#### Data for processing

......

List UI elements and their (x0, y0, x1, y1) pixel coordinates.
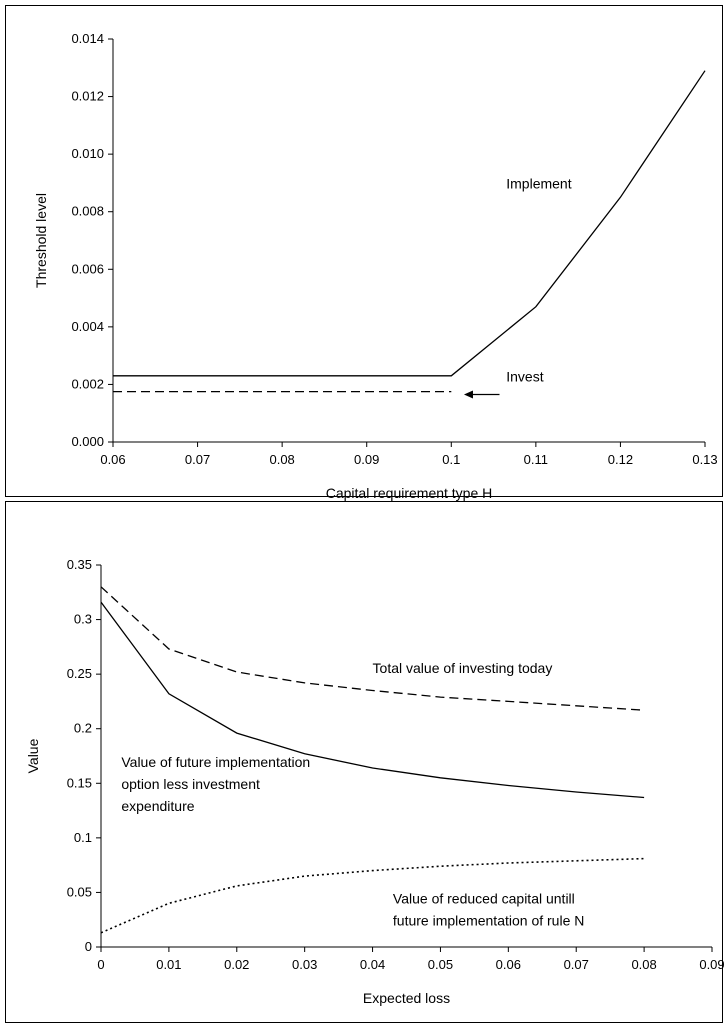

......

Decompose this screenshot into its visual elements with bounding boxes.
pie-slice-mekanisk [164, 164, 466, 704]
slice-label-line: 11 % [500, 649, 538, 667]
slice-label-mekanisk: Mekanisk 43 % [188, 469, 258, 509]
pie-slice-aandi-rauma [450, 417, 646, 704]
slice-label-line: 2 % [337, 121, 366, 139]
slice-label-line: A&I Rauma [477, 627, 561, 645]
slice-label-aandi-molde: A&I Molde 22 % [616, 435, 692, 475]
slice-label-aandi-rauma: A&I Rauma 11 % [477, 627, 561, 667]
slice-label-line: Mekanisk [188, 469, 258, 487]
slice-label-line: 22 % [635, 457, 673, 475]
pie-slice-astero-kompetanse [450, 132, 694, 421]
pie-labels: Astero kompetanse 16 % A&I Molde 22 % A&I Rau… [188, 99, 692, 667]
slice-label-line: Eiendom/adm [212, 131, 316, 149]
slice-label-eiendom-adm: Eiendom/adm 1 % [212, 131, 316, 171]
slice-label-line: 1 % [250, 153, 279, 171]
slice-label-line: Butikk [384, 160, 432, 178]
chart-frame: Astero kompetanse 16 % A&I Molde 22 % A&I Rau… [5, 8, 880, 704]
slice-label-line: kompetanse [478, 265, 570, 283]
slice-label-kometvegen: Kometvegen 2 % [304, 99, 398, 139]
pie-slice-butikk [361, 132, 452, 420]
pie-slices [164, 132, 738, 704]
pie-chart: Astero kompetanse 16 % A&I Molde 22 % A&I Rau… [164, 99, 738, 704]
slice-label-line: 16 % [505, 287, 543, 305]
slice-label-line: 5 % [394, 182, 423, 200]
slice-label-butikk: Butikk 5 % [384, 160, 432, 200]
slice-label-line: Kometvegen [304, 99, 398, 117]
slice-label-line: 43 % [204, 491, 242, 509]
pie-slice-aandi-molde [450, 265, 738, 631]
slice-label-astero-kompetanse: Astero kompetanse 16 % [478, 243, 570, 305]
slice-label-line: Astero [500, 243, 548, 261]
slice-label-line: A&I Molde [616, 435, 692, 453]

......

#### Do this
Return the lines of the listing from the one containing "Decompose this screenshot" through the one containing "slice-label-line: A&I Molde", both included, reproducing each line unchanged.

#### Final result
Decompose this screenshot into its visual elements with bounding boxes.
pie-slice-mekanisk [164, 164, 466, 704]
slice-label-line: 11 % [500, 649, 538, 667]
slice-label-mekanisk: Mekanisk 43 % [188, 469, 258, 509]
pie-slice-aandi-rauma [450, 417, 646, 704]
slice-label-line: 2 % [337, 121, 366, 139]
slice-label-line: A&I Rauma [477, 627, 561, 645]
slice-label-aandi-molde: A&I Molde 22 % [616, 435, 692, 475]
slice-label-aandi-rauma: A&I Rauma 11 % [477, 627, 561, 667]
slice-label-line: Mekanisk [188, 469, 258, 487]
slice-label-line: 22 % [635, 457, 673, 475]
pie-slice-astero-kompetanse [450, 132, 694, 421]
pie-labels: Astero kompetanse 16 % A&I Molde 22 % A&I Rau… [188, 99, 692, 667]
slice-label-line: Eiendom/adm [212, 131, 316, 149]
slice-label-eiendom-adm: Eiendom/adm 1 % [212, 131, 316, 171]
slice-label-line: 1 % [250, 153, 279, 171]
slice-label-line: Butikk [384, 160, 432, 178]
chart-frame: Astero kompetanse 16 % A&I Molde 22 % A&I Rau… [5, 8, 880, 704]
slice-label-line: kompetanse [478, 265, 570, 283]
slice-label-kometvegen: Kometvegen 2 % [304, 99, 398, 139]
pie-slice-butikk [361, 132, 452, 420]
pie-slices [164, 132, 738, 704]
pie-chart: Astero kompetanse 16 % A&I Molde 22 % A&I Rau… [164, 99, 738, 704]
slice-label-line: 16 % [505, 287, 543, 305]
slice-label-line: 5 % [394, 182, 423, 200]
slice-label-butikk: Butikk 5 % [384, 160, 432, 200]
slice-label-line: Kometvegen [304, 99, 398, 117]
slice-label-line: 43 % [204, 491, 242, 509]
pie-slice-aandi-molde [450, 265, 738, 631]
slice-label-astero-kompetanse: Astero kompetanse 16 % [478, 243, 570, 305]
slice-label-line: Astero [500, 243, 548, 261]
slice-label-line: A&I Molde [616, 435, 692, 453]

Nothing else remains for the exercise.